WHAT THE TASK ASKS ▸ Collect all lines containing the word "Xray" from the data.
----- EXTRACTED MATERIAL -----
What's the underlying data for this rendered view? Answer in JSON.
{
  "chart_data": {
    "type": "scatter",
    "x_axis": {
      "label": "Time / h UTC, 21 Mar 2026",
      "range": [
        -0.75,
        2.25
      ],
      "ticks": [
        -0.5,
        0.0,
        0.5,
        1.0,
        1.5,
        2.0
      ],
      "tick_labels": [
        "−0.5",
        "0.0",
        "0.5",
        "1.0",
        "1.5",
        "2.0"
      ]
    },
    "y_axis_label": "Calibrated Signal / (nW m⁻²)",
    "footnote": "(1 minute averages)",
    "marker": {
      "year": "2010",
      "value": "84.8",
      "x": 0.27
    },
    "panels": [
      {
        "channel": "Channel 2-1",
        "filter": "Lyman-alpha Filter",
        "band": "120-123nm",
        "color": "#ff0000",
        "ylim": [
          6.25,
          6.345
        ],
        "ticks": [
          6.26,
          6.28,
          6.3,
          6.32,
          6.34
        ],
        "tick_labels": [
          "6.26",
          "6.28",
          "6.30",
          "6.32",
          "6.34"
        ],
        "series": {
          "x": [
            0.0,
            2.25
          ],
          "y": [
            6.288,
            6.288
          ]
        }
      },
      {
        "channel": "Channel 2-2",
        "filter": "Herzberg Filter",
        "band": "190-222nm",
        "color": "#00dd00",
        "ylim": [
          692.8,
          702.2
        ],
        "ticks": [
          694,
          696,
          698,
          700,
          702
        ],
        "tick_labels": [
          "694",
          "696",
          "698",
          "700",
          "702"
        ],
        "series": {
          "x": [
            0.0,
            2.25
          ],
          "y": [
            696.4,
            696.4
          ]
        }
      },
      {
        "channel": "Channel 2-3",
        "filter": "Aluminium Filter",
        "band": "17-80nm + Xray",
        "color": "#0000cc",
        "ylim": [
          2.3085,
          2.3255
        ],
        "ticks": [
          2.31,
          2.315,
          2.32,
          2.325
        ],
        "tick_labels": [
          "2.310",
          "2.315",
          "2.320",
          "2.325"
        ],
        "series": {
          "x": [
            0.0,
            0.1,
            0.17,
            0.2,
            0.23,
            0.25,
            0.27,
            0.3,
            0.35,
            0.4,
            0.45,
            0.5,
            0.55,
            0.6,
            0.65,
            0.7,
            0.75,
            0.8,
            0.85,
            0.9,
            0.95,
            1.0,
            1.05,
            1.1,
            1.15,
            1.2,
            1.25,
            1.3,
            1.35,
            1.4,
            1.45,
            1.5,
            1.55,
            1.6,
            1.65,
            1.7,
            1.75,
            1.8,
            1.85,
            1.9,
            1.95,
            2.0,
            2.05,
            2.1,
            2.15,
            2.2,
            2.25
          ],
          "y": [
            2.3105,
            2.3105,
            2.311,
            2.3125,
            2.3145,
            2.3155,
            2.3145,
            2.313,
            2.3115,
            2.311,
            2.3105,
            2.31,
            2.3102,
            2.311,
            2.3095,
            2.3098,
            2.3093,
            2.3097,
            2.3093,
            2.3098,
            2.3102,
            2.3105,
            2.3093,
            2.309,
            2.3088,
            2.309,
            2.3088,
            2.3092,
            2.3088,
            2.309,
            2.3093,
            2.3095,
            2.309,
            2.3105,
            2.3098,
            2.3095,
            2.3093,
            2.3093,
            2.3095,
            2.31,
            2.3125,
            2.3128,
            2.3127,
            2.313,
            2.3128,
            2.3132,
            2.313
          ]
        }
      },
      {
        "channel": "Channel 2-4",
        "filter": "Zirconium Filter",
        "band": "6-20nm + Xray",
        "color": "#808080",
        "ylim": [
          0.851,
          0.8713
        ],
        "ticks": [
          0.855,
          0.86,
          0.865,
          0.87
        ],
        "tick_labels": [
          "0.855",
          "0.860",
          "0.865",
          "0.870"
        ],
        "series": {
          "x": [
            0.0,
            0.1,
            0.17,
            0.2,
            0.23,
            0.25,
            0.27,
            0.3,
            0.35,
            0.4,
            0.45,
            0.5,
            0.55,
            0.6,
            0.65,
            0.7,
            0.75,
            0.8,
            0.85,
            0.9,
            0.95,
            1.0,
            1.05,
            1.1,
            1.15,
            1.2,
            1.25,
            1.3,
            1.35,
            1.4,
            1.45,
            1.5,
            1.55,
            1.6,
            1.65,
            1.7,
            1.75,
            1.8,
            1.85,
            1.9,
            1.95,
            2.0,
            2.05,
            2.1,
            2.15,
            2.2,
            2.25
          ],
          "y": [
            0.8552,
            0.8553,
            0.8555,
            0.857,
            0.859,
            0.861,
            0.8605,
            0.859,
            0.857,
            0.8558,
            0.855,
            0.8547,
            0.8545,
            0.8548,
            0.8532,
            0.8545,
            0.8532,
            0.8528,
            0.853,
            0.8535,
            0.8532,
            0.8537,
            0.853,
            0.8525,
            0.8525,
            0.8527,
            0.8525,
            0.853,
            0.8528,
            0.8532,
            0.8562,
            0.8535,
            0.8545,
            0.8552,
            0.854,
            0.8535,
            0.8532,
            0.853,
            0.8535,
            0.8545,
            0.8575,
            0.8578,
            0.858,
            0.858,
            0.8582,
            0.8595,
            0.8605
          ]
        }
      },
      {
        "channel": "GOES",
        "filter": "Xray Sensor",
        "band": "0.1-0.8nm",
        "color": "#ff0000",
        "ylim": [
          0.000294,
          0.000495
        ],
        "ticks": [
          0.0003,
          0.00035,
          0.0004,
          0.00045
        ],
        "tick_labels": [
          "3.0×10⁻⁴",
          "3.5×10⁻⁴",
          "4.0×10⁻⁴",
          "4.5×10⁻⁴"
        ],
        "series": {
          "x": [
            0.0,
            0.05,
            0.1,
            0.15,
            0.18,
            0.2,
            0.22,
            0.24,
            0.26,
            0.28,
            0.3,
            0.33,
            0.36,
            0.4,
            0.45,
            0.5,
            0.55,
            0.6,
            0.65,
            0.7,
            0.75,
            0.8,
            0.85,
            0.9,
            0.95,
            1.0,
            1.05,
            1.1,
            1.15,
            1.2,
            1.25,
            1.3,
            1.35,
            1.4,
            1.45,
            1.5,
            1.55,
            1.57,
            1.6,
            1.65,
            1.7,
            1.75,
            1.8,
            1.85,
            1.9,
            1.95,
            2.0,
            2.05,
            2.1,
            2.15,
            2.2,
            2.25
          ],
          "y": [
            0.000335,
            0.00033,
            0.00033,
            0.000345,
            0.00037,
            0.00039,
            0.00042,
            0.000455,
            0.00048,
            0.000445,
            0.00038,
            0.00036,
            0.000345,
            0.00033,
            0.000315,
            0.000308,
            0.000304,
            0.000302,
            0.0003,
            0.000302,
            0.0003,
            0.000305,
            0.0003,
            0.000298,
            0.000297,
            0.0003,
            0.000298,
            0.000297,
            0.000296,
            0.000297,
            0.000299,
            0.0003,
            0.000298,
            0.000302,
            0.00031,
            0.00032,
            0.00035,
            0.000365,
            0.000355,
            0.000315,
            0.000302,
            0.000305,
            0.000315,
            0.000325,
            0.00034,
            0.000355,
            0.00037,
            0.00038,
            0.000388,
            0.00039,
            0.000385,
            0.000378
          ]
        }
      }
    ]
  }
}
-----
OUTPUT BELOW ▸
        "band": "17-80nm + Xray",
        "band": "6-20nm + Xray",
        "filter": "Xray Sensor",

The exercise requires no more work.